**Problem to solve**. Set down each record exactly as written.

■ ■ ■ ■ ■ ■ ■

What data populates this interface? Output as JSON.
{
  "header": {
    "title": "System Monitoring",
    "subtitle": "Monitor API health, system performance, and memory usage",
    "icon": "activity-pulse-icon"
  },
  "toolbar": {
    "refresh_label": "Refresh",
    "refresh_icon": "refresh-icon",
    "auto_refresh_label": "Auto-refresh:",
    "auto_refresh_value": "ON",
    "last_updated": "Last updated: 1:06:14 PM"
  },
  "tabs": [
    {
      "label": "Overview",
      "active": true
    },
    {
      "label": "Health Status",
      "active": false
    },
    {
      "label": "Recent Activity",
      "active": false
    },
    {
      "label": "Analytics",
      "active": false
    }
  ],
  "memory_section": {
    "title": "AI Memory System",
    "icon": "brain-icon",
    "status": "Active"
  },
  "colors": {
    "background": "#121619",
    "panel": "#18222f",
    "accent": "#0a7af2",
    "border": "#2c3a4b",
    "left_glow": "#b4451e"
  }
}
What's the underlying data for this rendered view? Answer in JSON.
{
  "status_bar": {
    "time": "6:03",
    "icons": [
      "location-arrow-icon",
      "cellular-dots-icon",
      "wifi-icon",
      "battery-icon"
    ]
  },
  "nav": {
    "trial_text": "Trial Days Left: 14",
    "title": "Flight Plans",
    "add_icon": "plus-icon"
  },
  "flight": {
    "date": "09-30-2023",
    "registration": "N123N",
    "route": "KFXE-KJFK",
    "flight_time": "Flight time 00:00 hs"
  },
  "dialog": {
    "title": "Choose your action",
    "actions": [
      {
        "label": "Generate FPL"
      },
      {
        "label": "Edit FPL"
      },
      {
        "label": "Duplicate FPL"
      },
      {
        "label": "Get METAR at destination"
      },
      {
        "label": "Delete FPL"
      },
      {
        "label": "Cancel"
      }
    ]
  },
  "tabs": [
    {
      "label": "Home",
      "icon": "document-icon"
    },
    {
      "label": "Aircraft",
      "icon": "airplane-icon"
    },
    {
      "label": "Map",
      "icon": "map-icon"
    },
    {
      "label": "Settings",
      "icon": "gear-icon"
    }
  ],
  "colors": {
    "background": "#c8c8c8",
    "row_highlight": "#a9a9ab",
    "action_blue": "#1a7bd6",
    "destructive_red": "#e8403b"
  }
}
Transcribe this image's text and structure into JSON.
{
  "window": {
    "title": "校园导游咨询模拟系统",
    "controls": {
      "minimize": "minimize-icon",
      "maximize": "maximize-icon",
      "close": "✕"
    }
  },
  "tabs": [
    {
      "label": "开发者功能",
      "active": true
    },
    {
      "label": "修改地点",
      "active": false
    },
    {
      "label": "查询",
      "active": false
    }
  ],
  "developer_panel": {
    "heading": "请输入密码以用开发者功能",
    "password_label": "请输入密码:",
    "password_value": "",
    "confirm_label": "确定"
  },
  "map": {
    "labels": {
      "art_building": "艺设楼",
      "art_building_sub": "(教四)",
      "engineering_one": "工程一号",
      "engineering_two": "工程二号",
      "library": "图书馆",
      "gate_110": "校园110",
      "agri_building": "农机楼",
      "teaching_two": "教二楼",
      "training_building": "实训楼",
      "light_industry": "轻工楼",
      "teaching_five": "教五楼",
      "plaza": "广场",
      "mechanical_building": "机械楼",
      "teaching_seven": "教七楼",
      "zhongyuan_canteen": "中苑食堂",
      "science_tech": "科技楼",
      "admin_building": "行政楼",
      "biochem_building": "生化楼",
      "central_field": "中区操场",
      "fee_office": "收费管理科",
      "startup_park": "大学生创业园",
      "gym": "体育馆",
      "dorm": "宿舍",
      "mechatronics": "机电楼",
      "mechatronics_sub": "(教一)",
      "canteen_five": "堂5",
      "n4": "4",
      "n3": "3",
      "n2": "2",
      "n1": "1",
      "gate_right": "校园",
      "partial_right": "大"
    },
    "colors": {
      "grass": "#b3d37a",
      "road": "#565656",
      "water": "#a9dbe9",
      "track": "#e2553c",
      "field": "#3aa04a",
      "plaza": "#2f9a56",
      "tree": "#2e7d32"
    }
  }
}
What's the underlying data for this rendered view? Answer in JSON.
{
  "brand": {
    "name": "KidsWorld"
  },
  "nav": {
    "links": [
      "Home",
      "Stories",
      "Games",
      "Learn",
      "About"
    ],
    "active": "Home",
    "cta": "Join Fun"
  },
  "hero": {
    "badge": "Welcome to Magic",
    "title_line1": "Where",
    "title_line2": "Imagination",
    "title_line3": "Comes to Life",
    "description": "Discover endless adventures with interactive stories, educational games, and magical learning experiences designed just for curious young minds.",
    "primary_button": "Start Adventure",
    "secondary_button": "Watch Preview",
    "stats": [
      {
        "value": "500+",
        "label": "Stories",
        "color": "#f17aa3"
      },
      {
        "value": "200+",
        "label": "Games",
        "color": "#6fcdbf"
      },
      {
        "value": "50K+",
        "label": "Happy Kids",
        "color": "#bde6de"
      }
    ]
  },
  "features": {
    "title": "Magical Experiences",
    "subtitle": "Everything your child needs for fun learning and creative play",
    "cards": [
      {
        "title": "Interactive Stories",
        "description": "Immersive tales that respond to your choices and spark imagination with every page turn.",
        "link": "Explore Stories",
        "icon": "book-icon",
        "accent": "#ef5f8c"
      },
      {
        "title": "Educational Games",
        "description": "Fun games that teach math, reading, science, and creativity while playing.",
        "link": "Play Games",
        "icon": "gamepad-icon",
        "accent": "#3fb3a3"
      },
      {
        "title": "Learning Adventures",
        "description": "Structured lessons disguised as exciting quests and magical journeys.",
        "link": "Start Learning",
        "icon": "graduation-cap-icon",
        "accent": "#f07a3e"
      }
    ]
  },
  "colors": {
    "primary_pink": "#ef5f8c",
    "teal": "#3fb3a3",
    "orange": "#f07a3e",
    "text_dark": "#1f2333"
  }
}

■ ■ ■ ■ ■ ■ ■

**Task output**.
What data populates this interface? Output as JSON.
{
  "header": {
    "title": "System Monitoring",
    "subtitle": "Monitor API health, system performance, and memory usage",
    "icon": "activity-pulse-icon"
  },
  "toolbar": {
    "refresh_label": "Refresh",
    "refresh_icon": "refresh-icon",
    "auto_refresh_label": "Auto-refresh:",
    "auto_refresh_value": "ON",
    "last_updated": "Last updated: 1:06:14 PM"
  },
  "tabs": [
    {
      "label": "Overview",
      "active": true
    },
    {
      "label": "Health Status",
      "active": false
    },
    {
      "label": "Recent Activity",
      "active": false
    },
    {
      "label": "Analytics",
      "active": false
    }
  ],
  "memory_section": {
    "title": "AI Memory System",
    "icon": "brain-icon",
    "status": "Active"
  },
  "colors": {
    "background": "#121619",
    "panel": "#18222f",
    "accent": "#0a7af2",
    "border": "#2c3a4b",
    "left_glow": "#b4451e"
  }
}
What's the underlying data for this rendered view? Answer in JSON.
{
  "status_bar": {
    "time": "6:03",
    "icons": [
      "location-arrow-icon",
      "cellular-dots-icon",
      "wifi-icon",
      "battery-icon"
    ]
  },
  "nav": {
    "trial_text": "Trial Days Left: 14",
    "title": "Flight Plans",
    "add_icon": "plus-icon"
  },
  "flight": {
    "date": "09-30-2023",
    "registration": "N123N",
    "route": "KFXE-KJFK",
    "flight_time": "Flight time 00:00 hs"
  },
  "dialog": {
    "title": "Choose your action",
    "actions": [
      {
        "label": "Generate FPL"
      },
      {
        "label": "Edit FPL"
      },
      {
        "label": "Duplicate FPL"
      },
      {
        "label": "Get METAR at destination"
      },
      {
        "label": "Delete FPL"
      },
      {
        "label": "Cancel"
      }
    ]
  },
  "tabs": [
    {
      "label": "Home",
      "icon": "document-icon"
    },
    {
      "label": "Aircraft",
      "icon": "airplane-icon"
    },
    {
      "label": "Map",
      "icon": "map-icon"
    },
    {
      "label": "Settings",
      "icon": "gear-icon"
    }
  ],
  "colors": {
    "background": "#c8c8c8",
    "row_highlight": "#a9a9ab",
    "action_blue": "#1a7bd6",
    "destructive_red": "#e8403b"
  }
}
Transcribe this image's text and structure into JSON.
{
  "window": {
    "title": "校园导游咨询模拟系统",
    "controls": {
      "minimize": "minimize-icon",
      "maximize": "maximize-icon",
      "close": "✕"
    }
  },
  "tabs": [
    {
      "label": "开发者功能",
      "active": true
    },
    {
      "label": "修改地点",
      "active": false
    },
    {
      "label": "查询",
      "active": false
    }
  ],
  "developer_panel": {
    "heading": "请输入密码以用开发者功能",
    "password_label": "请输入密码:",
    "password_value": "",
    "confirm_label": "确定"
  },
  "map": {
    "labels": {
      "art_building": "艺设楼",
      "art_building_sub": "(教四)",
      "engineering_one": "工程一号",
      "engineering_two": "工程二号",
      "library": "图书馆",
      "gate_110": "校园110",
      "agri_building": "农机楼",
      "teaching_two": "教二楼",
      "training_building": "实训楼",
      "light_industry": "轻工楼",
      "teaching_five": "教五楼",
      "plaza": "广场",
      "mechanical_building": "机械楼",
      "teaching_seven": "教七楼",
      "zhongyuan_canteen": "中苑食堂",
      "science_tech": "科技楼",
      "admin_building": "行政楼",
      "biochem_building": "生化楼",
      "central_field": "中区操场",
      "fee_office": "收费管理科",
      "startup_park": "大学生创业园",
      "gym": "体育馆",
      "dorm": "宿舍",
      "mechatronics": "机电楼",
      "mechatronics_sub": "(教一)",
      "canteen_five": "堂5",
      "n4": "4",
      "n3": "3",
      "n2": "2",
      "n1": "1",
      "gate_right": "校园",
      "partial_right": "大"
    },
    "colors": {
      "grass": "#b3d37a",
      "road": "#565656",
      "water": "#a9dbe9",
      "track": "#e2553c",
      "field": "#3aa04a",
      "plaza": "#2f9a56",
      "tree": "#2e7d32"
    }
  }
}
What's the underlying data for this rendered view? Answer in JSON.
{
  "brand": {
    "name": "KidsWorld"
  },
  "nav": {
    "links": [
      "Home",
      "Stories",
      "Games",
      "Learn",
      "About"
    ],
    "active": "Home",
    "cta": "Join Fun"
  },
  "hero": {
    "badge": "Welcome to Magic",
    "title_line1": "Where",
    "title_line2": "Imagination",
    "title_line3": "Comes to Life",
    "description": "Discover endless adventures with interactive stories, educational games, and magical learning experiences designed just for curious young minds.",
    "primary_button": "Start Adventure",
    "secondary_button": "Watch Preview",
    "stats": [
      {
        "value": "500+",
        "label": "Stories",
        "color": "#f17aa3"
      },
      {
        "value": "200+",
        "label": "Games",
        "color": "#6fcdbf"
      },
      {
        "value": "50K+",
        "label": "Happy Kids",
        "color": "#bde6de"
      }
    ]
  },
  "features": {
    "title": "Magical Experiences",
    "subtitle": "Everything your child needs for fun learning and creative play",
    "cards": [
      {
        "title": "Interactive Stories",
        "description": "Immersive tales that respond to your choices and spark imagination with every page turn.",
        "link": "Explore Stories",
        "icon": "book-icon",
        "accent": "#ef5f8c"
      },
      {
        "title": "Educational Games",
        "description": "Fun games that teach math, reading, science, and creativity while playing.",
        "link": "Play Games",
        "icon": "gamepad-icon",
        "accent": "#3fb3a3"
      },
      {
        "title": "Learning Adventures",
        "description": "Structured lessons disguised as exciting quests and magical journeys.",
        "link": "Start Learning",
        "icon": "graduation-cap-icon",
        "accent": "#f07a3e"
      }
    ]
  },
  "colors": {
    "primary_pink": "#ef5f8c",
    "teal": "#3fb3a3",
    "orange": "#f07a3e",
    "text_dark": "#1f2333"
  }
}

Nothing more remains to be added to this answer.